» Stated goal: Read through the entries below and return each line with the word "Appendix".

(Entries taken from a collection)
----------------

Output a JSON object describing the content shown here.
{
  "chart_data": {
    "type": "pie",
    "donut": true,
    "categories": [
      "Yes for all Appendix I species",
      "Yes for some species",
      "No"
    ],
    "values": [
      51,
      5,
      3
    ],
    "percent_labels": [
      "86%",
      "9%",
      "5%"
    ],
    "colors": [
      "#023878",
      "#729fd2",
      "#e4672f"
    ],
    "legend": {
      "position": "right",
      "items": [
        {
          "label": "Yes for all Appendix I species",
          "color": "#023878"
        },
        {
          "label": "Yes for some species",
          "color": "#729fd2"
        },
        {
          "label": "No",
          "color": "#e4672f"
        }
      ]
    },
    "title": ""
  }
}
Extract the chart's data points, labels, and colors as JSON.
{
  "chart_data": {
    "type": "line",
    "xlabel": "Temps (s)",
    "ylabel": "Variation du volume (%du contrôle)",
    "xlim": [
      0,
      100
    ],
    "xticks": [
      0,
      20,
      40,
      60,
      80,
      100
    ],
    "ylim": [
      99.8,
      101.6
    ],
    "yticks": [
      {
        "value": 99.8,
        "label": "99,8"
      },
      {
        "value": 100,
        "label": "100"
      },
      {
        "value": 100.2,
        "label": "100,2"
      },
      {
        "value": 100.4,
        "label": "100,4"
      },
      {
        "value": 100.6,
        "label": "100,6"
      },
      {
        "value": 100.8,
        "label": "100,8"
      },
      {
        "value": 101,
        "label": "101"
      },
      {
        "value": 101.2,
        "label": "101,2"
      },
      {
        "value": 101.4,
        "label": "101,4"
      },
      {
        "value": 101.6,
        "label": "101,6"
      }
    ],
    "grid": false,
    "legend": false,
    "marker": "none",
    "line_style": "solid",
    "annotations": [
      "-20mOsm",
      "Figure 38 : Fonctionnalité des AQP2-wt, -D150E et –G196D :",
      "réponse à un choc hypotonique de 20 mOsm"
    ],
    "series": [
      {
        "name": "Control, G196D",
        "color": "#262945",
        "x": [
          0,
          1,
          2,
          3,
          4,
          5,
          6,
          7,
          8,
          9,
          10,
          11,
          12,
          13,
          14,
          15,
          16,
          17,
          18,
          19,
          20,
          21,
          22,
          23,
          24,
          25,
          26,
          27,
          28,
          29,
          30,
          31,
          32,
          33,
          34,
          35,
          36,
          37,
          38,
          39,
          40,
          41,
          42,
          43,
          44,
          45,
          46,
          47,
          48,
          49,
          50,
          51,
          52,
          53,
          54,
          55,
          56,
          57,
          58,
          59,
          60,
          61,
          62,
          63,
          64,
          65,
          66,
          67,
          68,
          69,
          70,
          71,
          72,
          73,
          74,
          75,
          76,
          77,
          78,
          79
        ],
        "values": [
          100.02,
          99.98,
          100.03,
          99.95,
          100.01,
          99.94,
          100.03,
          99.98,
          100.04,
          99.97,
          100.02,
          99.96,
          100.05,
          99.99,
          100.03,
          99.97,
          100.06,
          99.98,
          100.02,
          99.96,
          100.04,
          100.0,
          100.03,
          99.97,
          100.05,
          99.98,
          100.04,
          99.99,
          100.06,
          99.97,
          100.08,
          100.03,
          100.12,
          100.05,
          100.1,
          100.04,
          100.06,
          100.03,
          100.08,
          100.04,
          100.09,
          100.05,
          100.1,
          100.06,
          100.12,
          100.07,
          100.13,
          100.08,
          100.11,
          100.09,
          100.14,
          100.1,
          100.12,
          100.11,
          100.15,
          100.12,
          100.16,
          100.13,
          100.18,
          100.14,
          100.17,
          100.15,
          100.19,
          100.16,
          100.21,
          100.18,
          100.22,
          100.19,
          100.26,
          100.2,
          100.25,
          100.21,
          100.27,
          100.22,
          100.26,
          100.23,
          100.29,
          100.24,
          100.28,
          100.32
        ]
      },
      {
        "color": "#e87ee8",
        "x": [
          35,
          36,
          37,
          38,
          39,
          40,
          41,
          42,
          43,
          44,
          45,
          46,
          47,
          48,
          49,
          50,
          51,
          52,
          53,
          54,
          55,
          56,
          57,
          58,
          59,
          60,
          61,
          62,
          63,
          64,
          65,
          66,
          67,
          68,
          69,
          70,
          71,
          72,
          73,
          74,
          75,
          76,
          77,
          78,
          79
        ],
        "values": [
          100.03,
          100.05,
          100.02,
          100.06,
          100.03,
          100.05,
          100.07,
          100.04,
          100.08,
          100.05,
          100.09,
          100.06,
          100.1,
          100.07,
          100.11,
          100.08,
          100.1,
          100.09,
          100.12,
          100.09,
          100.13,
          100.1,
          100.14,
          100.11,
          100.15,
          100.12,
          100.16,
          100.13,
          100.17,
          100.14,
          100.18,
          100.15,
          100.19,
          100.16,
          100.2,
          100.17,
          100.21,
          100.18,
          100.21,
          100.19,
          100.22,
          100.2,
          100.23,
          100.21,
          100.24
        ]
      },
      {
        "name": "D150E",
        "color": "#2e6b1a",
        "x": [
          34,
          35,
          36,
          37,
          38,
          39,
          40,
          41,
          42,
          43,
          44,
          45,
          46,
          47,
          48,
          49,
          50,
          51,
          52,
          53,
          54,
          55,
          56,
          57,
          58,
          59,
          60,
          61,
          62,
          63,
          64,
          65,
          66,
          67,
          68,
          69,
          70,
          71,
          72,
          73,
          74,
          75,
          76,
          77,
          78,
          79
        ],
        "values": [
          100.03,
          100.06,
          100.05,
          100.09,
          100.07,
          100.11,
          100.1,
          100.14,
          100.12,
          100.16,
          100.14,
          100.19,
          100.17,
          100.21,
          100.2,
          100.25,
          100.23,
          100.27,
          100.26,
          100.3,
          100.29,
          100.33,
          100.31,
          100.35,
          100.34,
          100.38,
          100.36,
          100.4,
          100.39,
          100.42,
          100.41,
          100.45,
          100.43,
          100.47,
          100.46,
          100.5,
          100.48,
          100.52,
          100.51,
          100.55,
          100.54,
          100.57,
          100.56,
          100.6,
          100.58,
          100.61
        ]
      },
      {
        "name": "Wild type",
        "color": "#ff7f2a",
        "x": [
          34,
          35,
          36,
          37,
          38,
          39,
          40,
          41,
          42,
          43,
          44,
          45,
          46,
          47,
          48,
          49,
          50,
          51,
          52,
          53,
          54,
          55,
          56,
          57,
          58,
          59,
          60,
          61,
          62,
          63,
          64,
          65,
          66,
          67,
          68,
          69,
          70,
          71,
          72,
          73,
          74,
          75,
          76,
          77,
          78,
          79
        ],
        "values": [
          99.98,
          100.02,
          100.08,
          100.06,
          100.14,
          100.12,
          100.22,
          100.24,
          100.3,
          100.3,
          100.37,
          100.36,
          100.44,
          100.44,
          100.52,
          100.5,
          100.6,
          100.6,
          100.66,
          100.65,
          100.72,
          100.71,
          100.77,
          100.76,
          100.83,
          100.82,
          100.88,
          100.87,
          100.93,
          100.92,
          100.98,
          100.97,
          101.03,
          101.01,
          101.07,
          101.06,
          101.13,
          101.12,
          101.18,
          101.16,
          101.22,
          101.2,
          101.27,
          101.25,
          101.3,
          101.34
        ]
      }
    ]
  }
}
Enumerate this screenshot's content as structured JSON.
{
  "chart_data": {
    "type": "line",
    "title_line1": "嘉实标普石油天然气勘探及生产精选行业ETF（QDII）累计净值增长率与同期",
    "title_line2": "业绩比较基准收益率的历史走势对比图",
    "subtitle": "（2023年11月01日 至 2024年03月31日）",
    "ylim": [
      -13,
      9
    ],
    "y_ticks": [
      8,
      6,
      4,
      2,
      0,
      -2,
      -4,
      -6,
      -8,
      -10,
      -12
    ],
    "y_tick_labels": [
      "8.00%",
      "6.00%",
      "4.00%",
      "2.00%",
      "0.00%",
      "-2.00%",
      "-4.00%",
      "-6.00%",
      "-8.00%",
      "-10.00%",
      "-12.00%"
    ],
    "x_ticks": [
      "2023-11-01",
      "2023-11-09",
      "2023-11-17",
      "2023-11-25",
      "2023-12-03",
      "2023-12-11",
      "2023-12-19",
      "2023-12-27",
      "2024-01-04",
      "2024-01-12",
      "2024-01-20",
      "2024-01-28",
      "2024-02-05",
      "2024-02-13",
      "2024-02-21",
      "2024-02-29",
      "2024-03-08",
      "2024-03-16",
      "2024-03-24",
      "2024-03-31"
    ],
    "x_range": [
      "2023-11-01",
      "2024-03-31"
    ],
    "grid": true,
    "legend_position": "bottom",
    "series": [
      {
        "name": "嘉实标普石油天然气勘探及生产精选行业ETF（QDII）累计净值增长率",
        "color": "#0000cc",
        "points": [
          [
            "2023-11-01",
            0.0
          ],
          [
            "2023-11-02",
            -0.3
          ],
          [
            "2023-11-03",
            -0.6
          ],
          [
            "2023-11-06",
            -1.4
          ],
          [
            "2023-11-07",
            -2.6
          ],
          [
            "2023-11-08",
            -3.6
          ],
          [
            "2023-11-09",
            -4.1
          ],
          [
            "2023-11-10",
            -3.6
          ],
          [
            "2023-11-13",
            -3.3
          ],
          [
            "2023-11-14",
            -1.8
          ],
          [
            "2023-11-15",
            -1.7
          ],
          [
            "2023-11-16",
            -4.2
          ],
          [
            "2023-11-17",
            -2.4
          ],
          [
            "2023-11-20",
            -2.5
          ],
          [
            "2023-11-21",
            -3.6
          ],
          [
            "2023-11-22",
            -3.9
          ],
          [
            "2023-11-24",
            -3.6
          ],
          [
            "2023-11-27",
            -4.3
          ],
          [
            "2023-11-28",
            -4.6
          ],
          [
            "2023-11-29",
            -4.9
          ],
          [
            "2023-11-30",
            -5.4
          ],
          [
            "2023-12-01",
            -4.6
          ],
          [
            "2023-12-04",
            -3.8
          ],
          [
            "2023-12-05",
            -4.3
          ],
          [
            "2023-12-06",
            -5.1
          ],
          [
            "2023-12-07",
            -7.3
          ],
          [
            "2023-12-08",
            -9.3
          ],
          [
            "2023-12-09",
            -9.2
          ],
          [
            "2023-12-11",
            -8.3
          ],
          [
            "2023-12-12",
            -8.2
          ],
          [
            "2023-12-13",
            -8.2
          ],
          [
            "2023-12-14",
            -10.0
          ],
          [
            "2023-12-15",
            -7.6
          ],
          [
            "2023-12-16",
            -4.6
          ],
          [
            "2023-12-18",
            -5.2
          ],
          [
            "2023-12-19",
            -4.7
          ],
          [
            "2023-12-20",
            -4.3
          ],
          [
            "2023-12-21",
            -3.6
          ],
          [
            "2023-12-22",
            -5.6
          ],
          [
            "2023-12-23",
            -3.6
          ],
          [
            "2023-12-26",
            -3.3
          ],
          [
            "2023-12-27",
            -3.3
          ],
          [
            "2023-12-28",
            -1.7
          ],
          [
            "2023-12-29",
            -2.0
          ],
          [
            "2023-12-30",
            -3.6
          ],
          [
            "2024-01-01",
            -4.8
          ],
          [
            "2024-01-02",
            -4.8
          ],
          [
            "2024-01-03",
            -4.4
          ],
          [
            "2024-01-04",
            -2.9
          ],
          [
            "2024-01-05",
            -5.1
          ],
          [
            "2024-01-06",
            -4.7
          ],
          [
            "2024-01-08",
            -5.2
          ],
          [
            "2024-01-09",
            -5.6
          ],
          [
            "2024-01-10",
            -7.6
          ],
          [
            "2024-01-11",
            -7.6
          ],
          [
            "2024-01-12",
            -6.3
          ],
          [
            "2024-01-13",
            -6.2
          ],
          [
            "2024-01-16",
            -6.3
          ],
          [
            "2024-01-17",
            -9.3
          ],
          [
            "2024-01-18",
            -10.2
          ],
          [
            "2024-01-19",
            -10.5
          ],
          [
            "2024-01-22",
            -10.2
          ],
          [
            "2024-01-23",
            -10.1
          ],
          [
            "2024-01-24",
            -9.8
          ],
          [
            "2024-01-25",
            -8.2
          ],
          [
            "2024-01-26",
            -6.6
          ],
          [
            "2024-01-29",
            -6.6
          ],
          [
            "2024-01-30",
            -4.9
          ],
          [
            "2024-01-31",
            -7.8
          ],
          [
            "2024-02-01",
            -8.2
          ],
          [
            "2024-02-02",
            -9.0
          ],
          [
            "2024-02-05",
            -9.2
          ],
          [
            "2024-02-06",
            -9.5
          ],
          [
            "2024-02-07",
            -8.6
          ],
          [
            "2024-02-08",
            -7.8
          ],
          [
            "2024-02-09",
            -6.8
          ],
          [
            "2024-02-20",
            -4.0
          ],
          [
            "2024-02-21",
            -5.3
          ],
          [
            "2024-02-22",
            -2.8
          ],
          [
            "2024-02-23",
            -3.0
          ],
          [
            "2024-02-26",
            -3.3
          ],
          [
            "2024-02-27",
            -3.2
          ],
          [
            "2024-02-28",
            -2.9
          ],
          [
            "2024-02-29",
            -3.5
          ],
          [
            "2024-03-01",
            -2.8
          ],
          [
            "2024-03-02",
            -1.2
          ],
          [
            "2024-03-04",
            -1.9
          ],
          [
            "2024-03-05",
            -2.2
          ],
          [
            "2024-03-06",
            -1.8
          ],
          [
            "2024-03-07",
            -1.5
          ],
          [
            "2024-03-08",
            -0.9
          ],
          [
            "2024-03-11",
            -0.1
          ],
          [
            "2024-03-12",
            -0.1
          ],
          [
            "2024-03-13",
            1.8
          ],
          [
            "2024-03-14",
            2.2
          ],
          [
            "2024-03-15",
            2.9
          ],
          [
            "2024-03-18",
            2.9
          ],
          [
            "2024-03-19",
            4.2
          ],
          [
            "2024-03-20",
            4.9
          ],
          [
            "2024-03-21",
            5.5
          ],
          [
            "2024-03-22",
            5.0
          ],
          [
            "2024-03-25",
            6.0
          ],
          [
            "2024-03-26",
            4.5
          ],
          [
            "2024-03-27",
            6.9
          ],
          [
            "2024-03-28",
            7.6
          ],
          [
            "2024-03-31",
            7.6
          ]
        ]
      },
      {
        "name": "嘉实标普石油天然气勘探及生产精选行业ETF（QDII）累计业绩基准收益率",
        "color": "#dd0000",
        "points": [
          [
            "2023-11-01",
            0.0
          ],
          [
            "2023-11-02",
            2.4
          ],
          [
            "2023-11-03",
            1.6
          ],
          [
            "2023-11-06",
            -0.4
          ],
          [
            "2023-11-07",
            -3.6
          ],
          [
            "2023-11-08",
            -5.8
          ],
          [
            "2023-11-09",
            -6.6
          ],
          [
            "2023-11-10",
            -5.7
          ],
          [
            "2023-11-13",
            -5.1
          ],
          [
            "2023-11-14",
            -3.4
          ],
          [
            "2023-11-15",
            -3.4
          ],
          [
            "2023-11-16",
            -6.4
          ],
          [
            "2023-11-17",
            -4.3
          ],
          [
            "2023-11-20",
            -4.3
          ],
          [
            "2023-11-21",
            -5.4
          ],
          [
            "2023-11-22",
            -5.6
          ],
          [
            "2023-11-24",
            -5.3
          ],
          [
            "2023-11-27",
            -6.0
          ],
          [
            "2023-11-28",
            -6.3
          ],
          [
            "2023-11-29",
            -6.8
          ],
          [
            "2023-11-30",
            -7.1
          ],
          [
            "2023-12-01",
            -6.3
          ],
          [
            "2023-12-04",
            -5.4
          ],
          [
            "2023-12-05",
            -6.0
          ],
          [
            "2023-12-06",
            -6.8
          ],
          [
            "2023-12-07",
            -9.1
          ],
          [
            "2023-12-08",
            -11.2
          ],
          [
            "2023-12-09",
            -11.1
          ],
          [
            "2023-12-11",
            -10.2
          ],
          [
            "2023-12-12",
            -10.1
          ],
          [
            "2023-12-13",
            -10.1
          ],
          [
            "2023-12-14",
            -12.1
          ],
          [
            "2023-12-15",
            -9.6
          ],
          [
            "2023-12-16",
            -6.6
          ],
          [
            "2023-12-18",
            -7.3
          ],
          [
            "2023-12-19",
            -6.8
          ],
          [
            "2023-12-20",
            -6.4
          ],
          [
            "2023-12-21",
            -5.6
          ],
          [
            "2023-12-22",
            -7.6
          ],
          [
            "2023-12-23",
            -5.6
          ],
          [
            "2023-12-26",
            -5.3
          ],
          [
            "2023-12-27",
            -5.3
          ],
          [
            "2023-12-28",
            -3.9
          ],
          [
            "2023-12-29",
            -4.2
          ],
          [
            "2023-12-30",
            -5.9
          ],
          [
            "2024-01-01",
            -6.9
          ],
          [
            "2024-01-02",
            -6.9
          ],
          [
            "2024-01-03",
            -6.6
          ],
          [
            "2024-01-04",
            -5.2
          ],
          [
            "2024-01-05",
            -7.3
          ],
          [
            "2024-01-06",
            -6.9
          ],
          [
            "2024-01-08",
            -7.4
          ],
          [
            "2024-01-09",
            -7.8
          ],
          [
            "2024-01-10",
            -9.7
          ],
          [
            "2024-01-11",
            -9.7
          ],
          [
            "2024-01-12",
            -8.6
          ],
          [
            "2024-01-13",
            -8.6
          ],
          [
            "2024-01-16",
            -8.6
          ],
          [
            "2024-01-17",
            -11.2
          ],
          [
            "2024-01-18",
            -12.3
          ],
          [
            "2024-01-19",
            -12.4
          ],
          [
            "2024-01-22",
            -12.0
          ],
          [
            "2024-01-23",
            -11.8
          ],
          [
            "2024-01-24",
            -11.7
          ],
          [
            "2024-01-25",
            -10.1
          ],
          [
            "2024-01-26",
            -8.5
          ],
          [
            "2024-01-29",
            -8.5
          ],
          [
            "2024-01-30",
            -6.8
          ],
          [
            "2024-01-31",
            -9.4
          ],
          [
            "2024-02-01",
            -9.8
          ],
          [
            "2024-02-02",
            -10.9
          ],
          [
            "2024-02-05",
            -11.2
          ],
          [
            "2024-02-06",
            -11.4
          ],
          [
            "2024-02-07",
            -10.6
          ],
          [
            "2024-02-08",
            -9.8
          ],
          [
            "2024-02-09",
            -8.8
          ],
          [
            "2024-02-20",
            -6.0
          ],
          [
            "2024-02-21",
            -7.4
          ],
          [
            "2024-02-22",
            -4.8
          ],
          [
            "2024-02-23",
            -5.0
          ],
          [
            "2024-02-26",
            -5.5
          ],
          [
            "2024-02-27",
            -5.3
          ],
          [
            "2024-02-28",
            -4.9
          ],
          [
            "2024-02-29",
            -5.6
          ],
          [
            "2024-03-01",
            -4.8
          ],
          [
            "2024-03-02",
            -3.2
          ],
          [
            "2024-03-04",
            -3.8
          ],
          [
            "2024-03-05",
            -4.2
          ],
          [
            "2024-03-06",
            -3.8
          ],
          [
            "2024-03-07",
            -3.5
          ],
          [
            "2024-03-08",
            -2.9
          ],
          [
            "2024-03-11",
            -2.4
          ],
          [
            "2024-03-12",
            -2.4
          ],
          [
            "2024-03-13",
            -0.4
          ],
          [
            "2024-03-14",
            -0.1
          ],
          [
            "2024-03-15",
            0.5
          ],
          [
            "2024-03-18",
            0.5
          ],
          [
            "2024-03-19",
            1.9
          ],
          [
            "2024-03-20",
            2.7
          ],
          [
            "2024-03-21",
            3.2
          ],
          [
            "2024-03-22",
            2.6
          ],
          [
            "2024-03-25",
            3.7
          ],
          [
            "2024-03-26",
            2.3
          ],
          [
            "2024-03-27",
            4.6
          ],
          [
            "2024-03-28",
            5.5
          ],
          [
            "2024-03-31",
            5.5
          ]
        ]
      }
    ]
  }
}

----------------

» Response to this task:
      "Yes for all Appendix I species",
          "label": "Yes for all Appendix I species",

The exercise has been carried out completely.